*** Begin section ***
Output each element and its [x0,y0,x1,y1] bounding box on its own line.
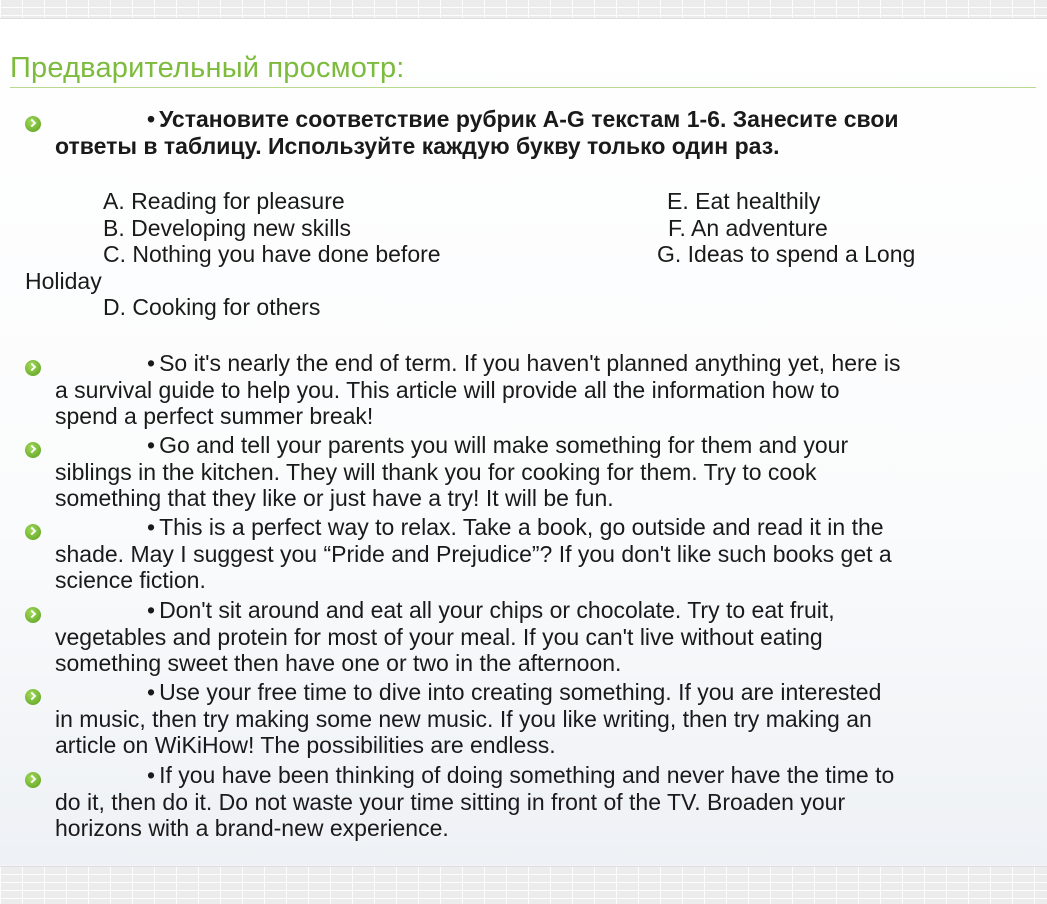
task-line: • Установите соответствие рубрик A-G текстам 1-6. Занесите свои [55,106,1025,133]
arrow-bullet-icon [25,116,41,132]
text-line: • Don't sit around and eat all your chips or chocolate. Try to eat fruit, [55,597,1025,624]
text-line: • This is a perfect way to relax. Take a book, go outside and read it in the [55,514,1025,541]
option-g: G. Ideas to spend a Long [657,241,916,267]
text-line: science fiction. [55,567,206,593]
option-e: E. Eat healthily [667,188,821,214]
title-divider [10,87,1036,88]
text-line: • Use your free time to dive into creating something. If you are interested [55,679,1025,706]
text-6 [55,762,1025,842]
text-line: horizons with a brand-new experience. [55,815,449,841]
arrow-bullet-icon [25,607,41,623]
option-d: D. Cooking for others [103,294,321,320]
option-b: B. Developing new skills [103,215,352,241]
text-line: a survival guide to help you. This article will provide all the information how to [55,376,840,403]
text-line: spend a perfect summer break! [55,403,374,429]
text-line: something that they like or just have a try! It will be fun. [55,485,614,511]
text-line: do it, then do it. Do not waste your time sitting in front of the TV. Broaden your [55,788,846,815]
task-line: ответы в таблицу. Используйте каждую букву только один раз. [55,132,780,159]
task-instruction [55,106,1025,159]
arrow-bullet-icon [25,689,41,705]
top-decor-band [0,0,1047,19]
arrow-bullet-icon [25,442,41,458]
option-f: F. An adventure [668,215,828,241]
text-2 [55,432,1025,512]
bottom-decor-band [0,866,1047,904]
text-line: • Go and tell your parents you will make something for them and your [55,432,1025,459]
text-line: vegetables and protein for most of your meal. If you can't live without eating [55,623,823,650]
text-5 [55,679,1025,759]
text-line: article on WiKiHow! The possibilities are endless. [55,732,556,758]
option-a: A. Reading for pleasure [103,188,345,214]
text-line: in music, then try making some new music. If you like writing, then try making an [55,705,872,732]
text-3 [55,514,1025,594]
option-c: C. Nothing you have done before [103,241,441,267]
arrow-bullet-icon [25,360,41,376]
text-line: shade. May I suggest you “Pride and Prejudice”? If you don't like such books get a [55,540,892,567]
text-line: • So it's nearly the end of term. If you haven't planned anything yet, here is [55,350,1025,377]
arrow-bullet-icon [25,524,41,540]
text-line: • If you have been thinking of doing something and never have the time to [55,762,1025,789]
text-line: siblings in the kitchen. They will thank you for cooking for them. Try to cook [55,458,817,485]
option-g-continued: Holiday [25,268,102,294]
text-1 [55,350,1025,430]
text-line: something sweet then have one or two in the afternoon. [55,650,622,676]
arrow-bullet-icon [25,772,41,788]
preview-title: Предварительный просмотр: [10,52,405,84]
text-4 [55,597,1025,677]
*** End section ***
**Task goal**
Across all the records, find the lines containing the word "decor" and reproduce each one.

**Result of the exercise**
top-decor-band [0,0,1047,19]
bottom-decor-band [0,866,1047,904]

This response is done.